**GIVEN RECORDS:**
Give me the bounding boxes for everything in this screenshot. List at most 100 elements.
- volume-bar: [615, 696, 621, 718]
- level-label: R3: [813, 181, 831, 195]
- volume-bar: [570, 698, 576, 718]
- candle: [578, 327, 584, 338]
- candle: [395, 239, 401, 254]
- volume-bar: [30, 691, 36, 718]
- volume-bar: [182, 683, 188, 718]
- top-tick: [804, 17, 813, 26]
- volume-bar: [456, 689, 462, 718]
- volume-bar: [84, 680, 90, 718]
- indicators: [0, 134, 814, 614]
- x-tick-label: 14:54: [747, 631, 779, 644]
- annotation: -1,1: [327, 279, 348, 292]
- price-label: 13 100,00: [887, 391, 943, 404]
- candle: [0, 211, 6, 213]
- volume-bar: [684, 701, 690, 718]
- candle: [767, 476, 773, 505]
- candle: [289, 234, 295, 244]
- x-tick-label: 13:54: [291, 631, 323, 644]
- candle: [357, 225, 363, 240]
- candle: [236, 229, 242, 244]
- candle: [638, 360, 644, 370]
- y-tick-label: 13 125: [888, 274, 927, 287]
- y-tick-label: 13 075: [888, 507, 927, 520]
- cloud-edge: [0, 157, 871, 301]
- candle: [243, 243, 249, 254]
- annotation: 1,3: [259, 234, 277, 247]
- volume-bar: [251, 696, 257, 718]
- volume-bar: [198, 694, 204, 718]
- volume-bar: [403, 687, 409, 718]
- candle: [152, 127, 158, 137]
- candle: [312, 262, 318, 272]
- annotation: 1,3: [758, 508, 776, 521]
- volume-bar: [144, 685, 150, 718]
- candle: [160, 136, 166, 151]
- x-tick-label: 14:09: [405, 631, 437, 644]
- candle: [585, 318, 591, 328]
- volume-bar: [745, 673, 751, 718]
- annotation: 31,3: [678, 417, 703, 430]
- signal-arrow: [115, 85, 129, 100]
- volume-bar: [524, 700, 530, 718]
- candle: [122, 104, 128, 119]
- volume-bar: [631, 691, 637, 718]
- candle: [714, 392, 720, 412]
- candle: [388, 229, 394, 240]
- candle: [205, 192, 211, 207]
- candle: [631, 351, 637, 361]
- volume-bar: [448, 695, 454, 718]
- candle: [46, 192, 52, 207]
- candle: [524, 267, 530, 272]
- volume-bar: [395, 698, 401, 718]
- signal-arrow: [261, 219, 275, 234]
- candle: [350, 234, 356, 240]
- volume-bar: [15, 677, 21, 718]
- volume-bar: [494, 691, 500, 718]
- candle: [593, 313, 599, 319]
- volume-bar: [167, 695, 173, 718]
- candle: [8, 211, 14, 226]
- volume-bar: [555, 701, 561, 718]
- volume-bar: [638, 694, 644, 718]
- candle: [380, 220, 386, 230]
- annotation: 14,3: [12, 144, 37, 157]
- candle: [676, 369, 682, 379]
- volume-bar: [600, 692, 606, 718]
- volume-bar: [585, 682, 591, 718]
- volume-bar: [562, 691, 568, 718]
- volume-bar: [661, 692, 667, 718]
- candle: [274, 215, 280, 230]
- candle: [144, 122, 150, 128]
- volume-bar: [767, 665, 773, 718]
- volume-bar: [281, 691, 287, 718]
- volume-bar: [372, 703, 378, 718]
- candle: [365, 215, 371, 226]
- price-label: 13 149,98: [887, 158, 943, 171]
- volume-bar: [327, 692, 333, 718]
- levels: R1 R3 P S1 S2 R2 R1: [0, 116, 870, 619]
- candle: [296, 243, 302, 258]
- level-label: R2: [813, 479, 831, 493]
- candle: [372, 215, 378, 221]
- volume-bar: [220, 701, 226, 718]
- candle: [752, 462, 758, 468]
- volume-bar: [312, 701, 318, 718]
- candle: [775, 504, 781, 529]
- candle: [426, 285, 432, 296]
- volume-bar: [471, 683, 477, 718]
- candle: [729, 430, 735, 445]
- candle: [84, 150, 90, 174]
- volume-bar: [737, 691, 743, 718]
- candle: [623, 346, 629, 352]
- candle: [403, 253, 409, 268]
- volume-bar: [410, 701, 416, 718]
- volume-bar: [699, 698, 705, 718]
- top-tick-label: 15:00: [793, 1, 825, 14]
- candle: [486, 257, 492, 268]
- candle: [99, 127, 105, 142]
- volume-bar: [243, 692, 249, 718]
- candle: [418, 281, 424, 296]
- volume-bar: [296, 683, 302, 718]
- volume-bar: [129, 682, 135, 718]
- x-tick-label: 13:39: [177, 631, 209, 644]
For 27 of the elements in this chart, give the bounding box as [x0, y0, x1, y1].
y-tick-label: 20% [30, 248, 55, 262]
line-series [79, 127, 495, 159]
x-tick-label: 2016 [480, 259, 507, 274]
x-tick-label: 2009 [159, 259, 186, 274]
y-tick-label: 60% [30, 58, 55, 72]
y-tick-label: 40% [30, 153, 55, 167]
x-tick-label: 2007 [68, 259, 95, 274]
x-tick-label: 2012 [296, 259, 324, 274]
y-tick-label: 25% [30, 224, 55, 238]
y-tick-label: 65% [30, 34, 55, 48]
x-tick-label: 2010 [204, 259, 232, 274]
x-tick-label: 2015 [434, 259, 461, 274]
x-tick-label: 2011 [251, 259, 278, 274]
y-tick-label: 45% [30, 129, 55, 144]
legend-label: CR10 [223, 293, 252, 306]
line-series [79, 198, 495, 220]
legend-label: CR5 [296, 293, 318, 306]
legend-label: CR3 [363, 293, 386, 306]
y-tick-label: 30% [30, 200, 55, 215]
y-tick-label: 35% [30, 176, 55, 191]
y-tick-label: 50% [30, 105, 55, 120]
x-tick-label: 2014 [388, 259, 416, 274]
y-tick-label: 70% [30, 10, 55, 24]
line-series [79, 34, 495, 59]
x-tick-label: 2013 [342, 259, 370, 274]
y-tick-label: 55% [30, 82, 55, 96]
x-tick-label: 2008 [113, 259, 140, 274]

**EXERCISE DIRECTIONS:** Recast every line of the data above as a numbered list, omitting any blank lines.

**SOLUTION TO THE EXERCISE:**
1. Give me the bounding boxes for everything in this screenshot. List at most 100 elements.
2. - volume-bar: [615, 696, 621, 718]
3. - level-label: R3: [813, 181, 831, 195]
4. - volume-bar: [570, 698, 576, 718]
5. - candle: [578, 327, 584, 338]
6. - candle: [395, 239, 401, 254]
7. - volume-bar: [30, 691, 36, 718]
8. - volume-bar: [182, 683, 188, 718]
9. - top-tick: [804, 17, 813, 26]
10. - volume-bar: [456, 689, 462, 718]
11. - volume-bar: [84, 680, 90, 718]
12. - indicators: [0, 134, 814, 614]
13. - x-tick-label: 14:54: [747, 631, 779, 644]
14. - annotation: -1,1: [327, 279, 348, 292]
15. - price-label: 13 100,00: [887, 391, 943, 404]
16. - candle: [0, 211, 6, 213]
17. - volume-bar: [684, 701, 690, 718]
18. - candle: [767, 476, 773, 505]
19. - candle: [289, 234, 295, 244]
20. - x-tick-label: 13:54: [291, 631, 323, 644]
21. - candle: [357, 225, 363, 240]
22. - candle: [236, 229, 242, 244]
23. - candle: [638, 360, 644, 370]
24. - y-tick-label: 13 125: [888, 274, 927, 287]
25. - y-tick-label: 13 075: [888, 507, 927, 520]
26. - cloud-edge: [0, 157, 871, 301]
27. - candle: [243, 243, 249, 254]
28. - annotation: 1,3: [259, 234, 277, 247]
29. - volume-bar: [251, 696, 257, 718]
30. - volume-bar: [198, 694, 204, 718]
31. - volume-bar: [403, 687, 409, 718]
32. - candle: [152, 127, 158, 137]
33. - candle: [312, 262, 318, 272]
34. - annotation: 1,3: [758, 508, 776, 521]
35. - volume-bar: [144, 685, 150, 718]
36. - candle: [160, 136, 166, 151]
37. - x-tick-label: 14:09: [405, 631, 437, 644]
38. - candle: [585, 318, 591, 328]
39. - volume-bar: [745, 673, 751, 718]
40. - annotation: 31,3: [678, 417, 703, 430]
41. - signal-arrow: [115, 85, 129, 100]
42. - volume-bar: [524, 700, 530, 718]
43. - candle: [122, 104, 128, 119]
44. - volume-bar: [631, 691, 637, 718]
45. - candle: [714, 392, 720, 412]
46. - candle: [388, 229, 394, 240]
47. - candle: [205, 192, 211, 207]
48. - candle: [631, 351, 637, 361]
49. - volume-bar: [448, 695, 454, 718]
50. - candle: [46, 192, 52, 207]
51. - candle: [524, 267, 530, 272]
52. - volume-bar: [395, 698, 401, 718]
53. - signal-arrow: [261, 219, 275, 234]
54. - candle: [350, 234, 356, 240]
55. - volume-bar: [15, 677, 21, 718]
56. - volume-bar: [494, 691, 500, 718]
57. - candle: [593, 313, 599, 319]
58. - volume-bar: [167, 695, 173, 718]
59. - candle: [8, 211, 14, 226]
60. - volume-bar: [555, 701, 561, 718]
61. - volume-bar: [638, 694, 644, 718]
62. - candle: [380, 220, 386, 230]
63. - annotation: 14,3: [12, 144, 37, 157]
64. - candle: [676, 369, 682, 379]
65. - volume-bar: [600, 692, 606, 718]
66. - volume-bar: [585, 682, 591, 718]
67. - volume-bar: [562, 691, 568, 718]
68. - volume-bar: [661, 692, 667, 718]
69. - candle: [274, 215, 280, 230]
70. - candle: [144, 122, 150, 128]
71. - volume-bar: [767, 665, 773, 718]
72. - volume-bar: [281, 691, 287, 718]
73. - volume-bar: [372, 703, 378, 718]
74. - candle: [365, 215, 371, 226]
75. - price-label: 13 149,98: [887, 158, 943, 171]
76. - volume-bar: [327, 692, 333, 718]
77. - levels: R1 R3 P S1 S2 R2 R1: [0, 116, 870, 619]
78. - candle: [296, 243, 302, 258]
79. - level-label: R2: [813, 479, 831, 493]
80. - candle: [372, 215, 378, 221]
81. - volume-bar: [220, 701, 226, 718]
82. - candle: [752, 462, 758, 468]
83. - volume-bar: [312, 701, 318, 718]
84. - candle: [775, 504, 781, 529]
85. - candle: [426, 285, 432, 296]
86. - volume-bar: [471, 683, 477, 718]
87. - candle: [729, 430, 735, 445]
88. - candle: [84, 150, 90, 174]
89. - volume-bar: [737, 691, 743, 718]
90. - candle: [623, 346, 629, 352]
91. - candle: [403, 253, 409, 268]
92. - volume-bar: [410, 701, 416, 718]
93. - volume-bar: [699, 698, 705, 718]
94. - top-tick-label: 15:00: [793, 1, 825, 14]
95. - candle: [486, 257, 492, 268]
96. - candle: [99, 127, 105, 142]
97. - volume-bar: [243, 692, 249, 718]
98. - candle: [418, 281, 424, 296]
99. - volume-bar: [296, 683, 302, 718]
100. - volume-bar: [129, 682, 135, 718]
101. - x-tick-label: 13:39: [177, 631, 209, 644]
102. For 27 of the elements in this chart, give the bounding box as [x0, y0, x1, y1].
103. y-tick-label: 20% [30, 248, 55, 262]
104. line-series [79, 127, 495, 159]
105. x-tick-label: 2016 [480, 259, 507, 274]
106. x-tick-label: 2009 [159, 259, 186, 274]
107. y-tick-label: 60% [30, 58, 55, 72]
108. y-tick-label: 40% [30, 153, 55, 167]
109. x-tick-label: 2007 [68, 259, 95, 274]
110. x-tick-label: 2012 [296, 259, 324, 274]
111. y-tick-label: 25% [30, 224, 55, 238]
112. y-tick-label: 65% [30, 34, 55, 48]
113. x-tick-label: 2010 [204, 259, 232, 274]
114. x-tick-label: 2015 [434, 259, 461, 274]
115. x-tick-label: 2011 [251, 259, 278, 274]
116. y-tick-label: 45% [30, 129, 55, 144]
117. legend-label: CR10 [223, 293, 252, 306]
118. line-series [79, 198, 495, 220]
119. legend-label: CR5 [296, 293, 318, 306]
120. legend-label: CR3 [363, 293, 386, 306]
121. y-tick-label: 30% [30, 200, 55, 215]
122. y-tick-label: 35% [30, 176, 55, 191]
123. y-tick-label: 50% [30, 105, 55, 120]
124. x-tick-label: 2014 [388, 259, 416, 274]
125. y-tick-label: 70% [30, 10, 55, 24]
126. line-series [79, 34, 495, 59]
127. x-tick-label: 2013 [342, 259, 370, 274]
128. y-tick-label: 55% [30, 82, 55, 96]
129. x-tick-label: 2008 [113, 259, 140, 274]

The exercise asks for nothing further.